▸ CHALLENGE
Convert the listing below into a Markdown table with two columns, Row and Line: give each line its row number and leave out any blank lines.

(begin)

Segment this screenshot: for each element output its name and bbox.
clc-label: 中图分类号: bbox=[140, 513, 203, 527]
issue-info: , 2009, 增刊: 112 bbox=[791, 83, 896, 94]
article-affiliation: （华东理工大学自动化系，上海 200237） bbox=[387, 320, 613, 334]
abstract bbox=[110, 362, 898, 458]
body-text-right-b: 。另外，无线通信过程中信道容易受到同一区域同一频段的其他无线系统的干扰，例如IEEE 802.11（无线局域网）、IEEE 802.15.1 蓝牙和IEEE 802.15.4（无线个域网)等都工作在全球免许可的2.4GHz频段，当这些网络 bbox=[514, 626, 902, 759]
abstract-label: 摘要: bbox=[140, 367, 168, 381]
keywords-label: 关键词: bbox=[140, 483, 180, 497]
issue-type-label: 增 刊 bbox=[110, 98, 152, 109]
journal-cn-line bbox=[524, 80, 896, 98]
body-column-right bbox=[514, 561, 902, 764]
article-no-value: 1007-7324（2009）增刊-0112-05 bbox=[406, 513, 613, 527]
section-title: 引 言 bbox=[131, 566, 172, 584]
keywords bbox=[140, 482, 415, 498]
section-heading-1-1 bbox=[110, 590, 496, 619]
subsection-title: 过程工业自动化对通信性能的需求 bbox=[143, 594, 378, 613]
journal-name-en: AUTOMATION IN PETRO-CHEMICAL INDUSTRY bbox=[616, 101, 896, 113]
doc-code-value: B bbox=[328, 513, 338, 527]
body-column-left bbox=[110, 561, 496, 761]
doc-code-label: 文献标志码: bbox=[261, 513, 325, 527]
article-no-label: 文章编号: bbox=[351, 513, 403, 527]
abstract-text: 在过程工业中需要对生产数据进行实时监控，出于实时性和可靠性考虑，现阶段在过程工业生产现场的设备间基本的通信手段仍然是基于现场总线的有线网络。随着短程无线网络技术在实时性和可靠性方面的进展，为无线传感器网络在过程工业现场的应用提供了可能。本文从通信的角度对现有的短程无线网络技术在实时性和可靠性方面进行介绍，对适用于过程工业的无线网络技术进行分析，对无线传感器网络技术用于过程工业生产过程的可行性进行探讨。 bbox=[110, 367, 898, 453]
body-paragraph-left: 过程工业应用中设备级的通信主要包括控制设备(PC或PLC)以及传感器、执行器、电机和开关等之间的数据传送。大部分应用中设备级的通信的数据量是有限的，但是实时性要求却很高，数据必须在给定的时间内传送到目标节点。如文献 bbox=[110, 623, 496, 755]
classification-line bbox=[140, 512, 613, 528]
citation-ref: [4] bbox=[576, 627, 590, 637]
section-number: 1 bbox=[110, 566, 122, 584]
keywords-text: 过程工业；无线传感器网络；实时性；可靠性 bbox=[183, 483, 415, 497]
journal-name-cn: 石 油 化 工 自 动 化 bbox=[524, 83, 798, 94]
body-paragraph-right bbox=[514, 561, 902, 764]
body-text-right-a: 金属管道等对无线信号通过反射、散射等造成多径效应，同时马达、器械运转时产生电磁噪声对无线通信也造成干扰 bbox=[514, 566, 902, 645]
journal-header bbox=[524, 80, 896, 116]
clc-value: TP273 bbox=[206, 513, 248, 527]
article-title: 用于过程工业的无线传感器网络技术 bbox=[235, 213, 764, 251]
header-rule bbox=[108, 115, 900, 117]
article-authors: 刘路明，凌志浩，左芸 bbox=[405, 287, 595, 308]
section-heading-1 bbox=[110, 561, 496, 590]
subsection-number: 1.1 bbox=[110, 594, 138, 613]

(end)

▸ SOLUTION TO THIS PROBLEM
| Row | Line |
|---|---|
| 1 | Segment this screenshot: for each element output its name and bbox. |
| 2 | clc-label: 中图分类号: bbox=[140, 513, 203, 527] |
| 3 | issue-info: , 2009, 增刊: 112 bbox=[791, 83, 896, 94] |
| 4 | article-affiliation: （华东理工大学自动化系，上海 200237） bbox=[387, 320, 613, 334] |
| 5 | abstract bbox=[110, 362, 898, 458] |
| 6 | body-text-right-b: 。另外，无线通信过程中信道容易受到同一区域同一频段的其他无线系统的干扰，例如IEEE 802.11（无线局域网）、IEEE 802.15.1 蓝牙和IEEE 802.15.4（无线个域网)等都工作在全球免许可的2.4GHz频段，当这些网络 bbox=[514, 626, 902, 759] |
| 7 | abstract-label: 摘要: bbox=[140, 367, 168, 381] |
| 8 | keywords-label: 关键词: bbox=[140, 483, 180, 497] |
| 9 | issue-type-label: 增 刊 bbox=[110, 98, 152, 109] |
| 10 | journal-cn-line bbox=[524, 80, 896, 98] |
| 11 | body-column-right bbox=[514, 561, 902, 764] |
| 12 | article-no-value: 1007-7324（2009）增刊-0112-05 bbox=[406, 513, 613, 527] |
| 13 | section-title: 引 言 bbox=[131, 566, 172, 584] |
| 14 | keywords bbox=[140, 482, 415, 498] |
| 15 | section-heading-1-1 bbox=[110, 590, 496, 619] |
| 16 | subsection-title: 过程工业自动化对通信性能的需求 bbox=[143, 594, 378, 613] |
| 17 | journal-name-en: AUTOMATION IN PETRO-CHEMICAL INDUSTRY bbox=[616, 101, 896, 113] |
| 18 | doc-code-value: B bbox=[328, 513, 338, 527] |
| 19 | body-column-left bbox=[110, 561, 496, 761] |
| 20 | doc-code-label: 文献标志码: bbox=[261, 513, 325, 527] |
| 21 | article-no-label: 文章编号: bbox=[351, 513, 403, 527] |
| 22 | abstract-text: 在过程工业中需要对生产数据进行实时监控，出于实时性和可靠性考虑，现阶段在过程工业生产现场的设备间基本的通信手段仍然是基于现场总线的有线网络。随着短程无线网络技术在实时性和可靠性方面的进展，为无线传感器网络在过程工业现场的应用提供了可能。本文从通信的角度对现有的短程无线网络技术在实时性和可靠性方面进行介绍，对适用于过程工业的无线网络技术进行分析，对无线传感器网络技术用于过程工业生产过程的可行性进行探讨。 bbox=[110, 367, 898, 453] |
| 23 | body-paragraph-left: 过程工业应用中设备级的通信主要包括控制设备(PC或PLC)以及传感器、执行器、电机和开关等之间的数据传送。大部分应用中设备级的通信的数据量是有限的，但是实时性要求却很高，数据必须在给定的时间内传送到目标节点。如文献 bbox=[110, 623, 496, 755] |
| 24 | classification-line bbox=[140, 512, 613, 528] |
| 25 | citation-ref: [4] bbox=[576, 627, 590, 637] |
| 26 | section-number: 1 bbox=[110, 566, 122, 584] |
| 27 | keywords-text: 过程工业；无线传感器网络；实时性；可靠性 bbox=[183, 483, 415, 497] |
| 28 | journal-name-cn: 石 油 化 工 自 动 化 bbox=[524, 83, 798, 94] |
| 29 | body-paragraph-right bbox=[514, 561, 902, 764] |
| 30 | body-text-right-a: 金属管道等对无线信号通过反射、散射等造成多径效应，同时马达、器械运转时产生电磁噪声对无线通信也造成干扰 bbox=[514, 566, 902, 645] |
| 31 | journal-header bbox=[524, 80, 896, 116] |
| 32 | clc-value: TP273 bbox=[206, 513, 248, 527] |
| 33 | article-title: 用于过程工业的无线传感器网络技术 bbox=[235, 213, 764, 251] |
| 34 | header-rule bbox=[108, 115, 900, 117] |
| 35 | article-authors: 刘路明，凌志浩，左芸 bbox=[405, 287, 595, 308] |
| 36 | section-heading-1 bbox=[110, 561, 496, 590] |
| 37 | subsection-number: 1.1 bbox=[110, 594, 138, 613] |